## Requirements:
Copy every row below word for word, leaving out the pictures.
* START Supplied material *
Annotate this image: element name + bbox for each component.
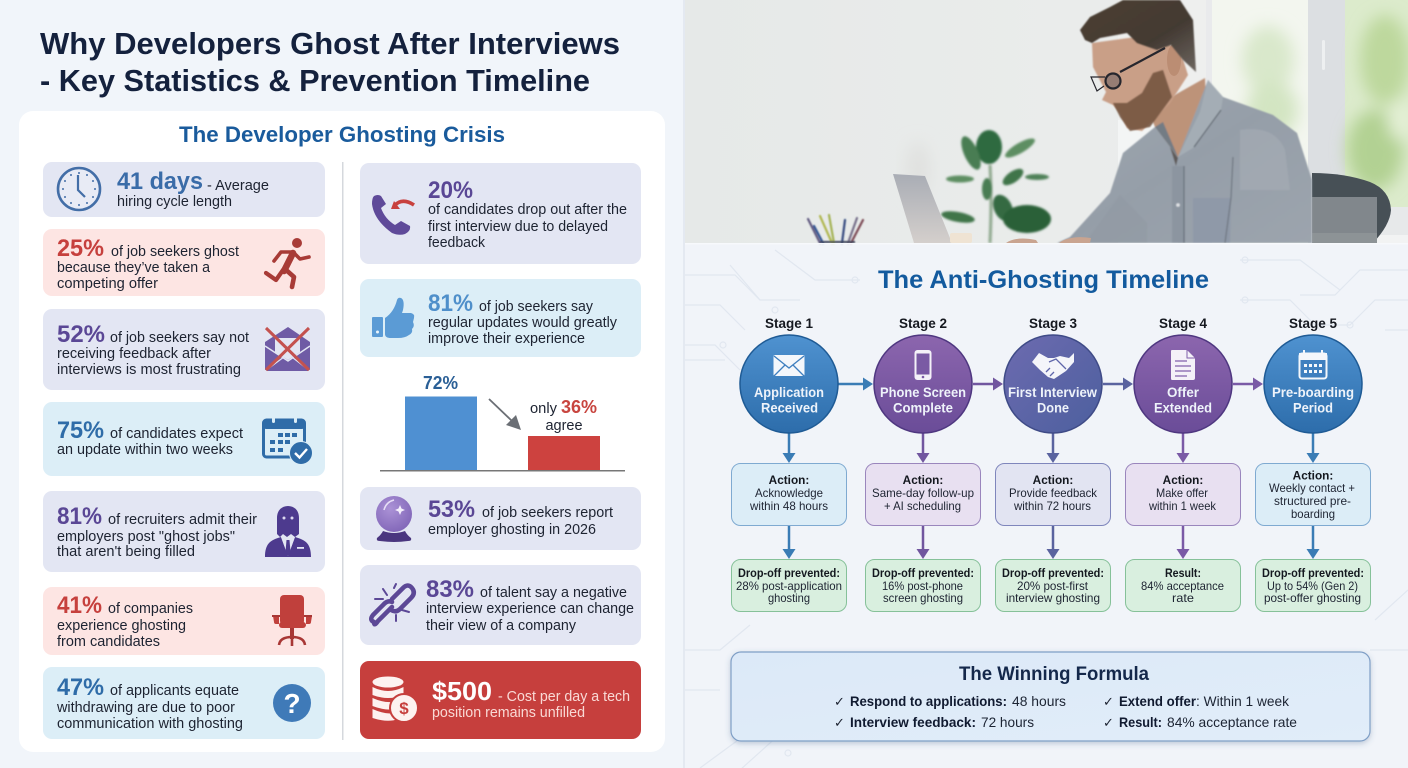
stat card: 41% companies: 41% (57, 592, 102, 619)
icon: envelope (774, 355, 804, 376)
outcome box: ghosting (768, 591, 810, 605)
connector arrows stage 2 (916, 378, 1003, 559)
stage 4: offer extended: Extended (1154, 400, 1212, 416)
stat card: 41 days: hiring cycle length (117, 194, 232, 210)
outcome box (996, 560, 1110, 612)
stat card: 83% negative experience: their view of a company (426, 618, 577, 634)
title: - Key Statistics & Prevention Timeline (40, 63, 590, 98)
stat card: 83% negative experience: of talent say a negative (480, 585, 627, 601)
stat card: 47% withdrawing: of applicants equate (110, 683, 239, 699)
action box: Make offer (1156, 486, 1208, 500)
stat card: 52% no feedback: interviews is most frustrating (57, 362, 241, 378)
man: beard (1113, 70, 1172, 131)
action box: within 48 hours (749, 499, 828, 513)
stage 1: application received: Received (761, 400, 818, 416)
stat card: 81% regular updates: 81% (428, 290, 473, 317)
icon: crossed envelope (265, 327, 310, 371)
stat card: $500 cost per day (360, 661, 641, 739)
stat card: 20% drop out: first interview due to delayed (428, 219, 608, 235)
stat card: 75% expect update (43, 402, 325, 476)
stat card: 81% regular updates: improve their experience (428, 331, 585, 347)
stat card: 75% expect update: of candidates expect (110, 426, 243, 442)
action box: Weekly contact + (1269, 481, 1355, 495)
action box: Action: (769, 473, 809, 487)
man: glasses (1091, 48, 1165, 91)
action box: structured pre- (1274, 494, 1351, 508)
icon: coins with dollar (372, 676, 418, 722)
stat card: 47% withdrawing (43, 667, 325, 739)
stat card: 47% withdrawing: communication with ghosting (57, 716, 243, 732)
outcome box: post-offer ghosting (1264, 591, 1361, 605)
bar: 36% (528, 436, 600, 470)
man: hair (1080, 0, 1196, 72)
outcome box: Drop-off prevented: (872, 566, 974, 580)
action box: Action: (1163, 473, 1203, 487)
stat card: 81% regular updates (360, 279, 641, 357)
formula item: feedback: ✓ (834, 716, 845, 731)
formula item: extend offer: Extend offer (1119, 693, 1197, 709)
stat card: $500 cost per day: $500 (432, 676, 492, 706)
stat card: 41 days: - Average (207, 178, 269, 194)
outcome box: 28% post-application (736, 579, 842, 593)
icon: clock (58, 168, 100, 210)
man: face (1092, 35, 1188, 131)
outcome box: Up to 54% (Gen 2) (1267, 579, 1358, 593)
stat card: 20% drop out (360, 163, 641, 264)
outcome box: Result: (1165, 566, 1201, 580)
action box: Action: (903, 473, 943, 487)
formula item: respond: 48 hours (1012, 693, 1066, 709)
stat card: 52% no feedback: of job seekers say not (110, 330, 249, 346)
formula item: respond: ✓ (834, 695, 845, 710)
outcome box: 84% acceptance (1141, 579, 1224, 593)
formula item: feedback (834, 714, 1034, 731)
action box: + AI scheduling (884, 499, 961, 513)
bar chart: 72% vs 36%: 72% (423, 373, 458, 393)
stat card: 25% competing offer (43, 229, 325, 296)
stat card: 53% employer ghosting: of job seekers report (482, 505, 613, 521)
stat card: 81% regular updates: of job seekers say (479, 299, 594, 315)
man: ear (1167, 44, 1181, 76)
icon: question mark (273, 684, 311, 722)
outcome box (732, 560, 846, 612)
* END Supplied material *
## Correct output:
Annotate this image: element name + bbox for each component.
stat card: 41% companies: 41% (57, 592, 102, 619)
icon: envelope (774, 355, 804, 376)
outcome box: ghosting (768, 591, 810, 605)
connector arrows stage 2 (916, 378, 1003, 559)
stage 4: offer extended: Extended (1154, 400, 1212, 416)
stat card: 41 days: hiring cycle length (117, 194, 232, 210)
outcome box (996, 560, 1110, 612)
stat card: 83% negative experience: their view of a company (426, 618, 577, 634)
title: - Key Statistics & Prevention Timeline (40, 63, 590, 98)
stat card: 83% negative experience: of talent say a negative (480, 585, 627, 601)
stat card: 47% withdrawing: of applicants equate (110, 683, 239, 699)
action box: Make offer (1156, 486, 1208, 500)
stat card: 52% no feedback: interviews is most frustrating (57, 362, 241, 378)
man: beard (1113, 70, 1172, 131)
action box: within 48 hours (749, 499, 828, 513)
stage 1: application received: Received (761, 400, 818, 416)
stat card: 81% regular updates: 81% (428, 290, 473, 317)
icon: crossed envelope (265, 327, 310, 371)
stat card: $500 cost per day (360, 661, 641, 739)
stat card: 20% drop out: first interview due to delayed (428, 219, 608, 235)
stat card: 75% expect update (43, 402, 325, 476)
stat card: 81% regular updates: improve their experience (428, 331, 585, 347)
stat card: 75% expect update: of candidates expect (110, 426, 243, 442)
action box: Weekly contact + (1269, 481, 1355, 495)
action box: Action: (769, 473, 809, 487)
man: glasses (1091, 48, 1165, 91)
action box: structured pre- (1274, 494, 1351, 508)
icon: coins with dollar (372, 676, 418, 722)
stat card: 47% withdrawing (43, 667, 325, 739)
stat card: 47% withdrawing: communication with ghosting (57, 716, 243, 732)
outcome box: post-offer ghosting (1264, 591, 1361, 605)
bar: 36% (528, 436, 600, 470)
man: hair (1080, 0, 1196, 72)
outcome box: Drop-off prevented: (872, 566, 974, 580)
action box: Action: (1163, 473, 1203, 487)
stat card: 81% regular updates (360, 279, 641, 357)
formula item: feedback: ✓ (834, 716, 845, 731)
formula item: extend offer: Extend offer (1119, 693, 1197, 709)
stat card: $500 cost per day: $500 (432, 676, 492, 706)
stat card: 41 days: - Average (207, 178, 269, 194)
outcome box: 28% post-application (736, 579, 842, 593)
icon: clock (58, 168, 100, 210)
man: face (1092, 35, 1188, 131)
outcome box: Up to 54% (Gen 2) (1267, 579, 1358, 593)
stat card: 20% drop out (360, 163, 641, 264)
outcome box: Result: (1165, 566, 1201, 580)
action box: Action: (903, 473, 943, 487)
formula item: respond: 48 hours (1012, 693, 1066, 709)
stat card: 52% no feedback: of job seekers say not (110, 330, 249, 346)
formula item: respond: ✓ (834, 695, 845, 710)
outcome box: 84% acceptance (1141, 579, 1224, 593)
formula item: feedback (834, 714, 1034, 731)
action box: + AI scheduling (884, 499, 961, 513)
bar chart: 72% vs 36%: 72% (423, 373, 458, 393)
stat card: 25% competing offer (43, 229, 325, 296)
stat card: 53% employer ghosting: of job seekers report (482, 505, 613, 521)
stat card: 81% regular updates: of job seekers say (479, 299, 594, 315)
man: ear (1167, 44, 1181, 76)
icon: question mark (273, 684, 311, 722)
outcome box (732, 560, 846, 612)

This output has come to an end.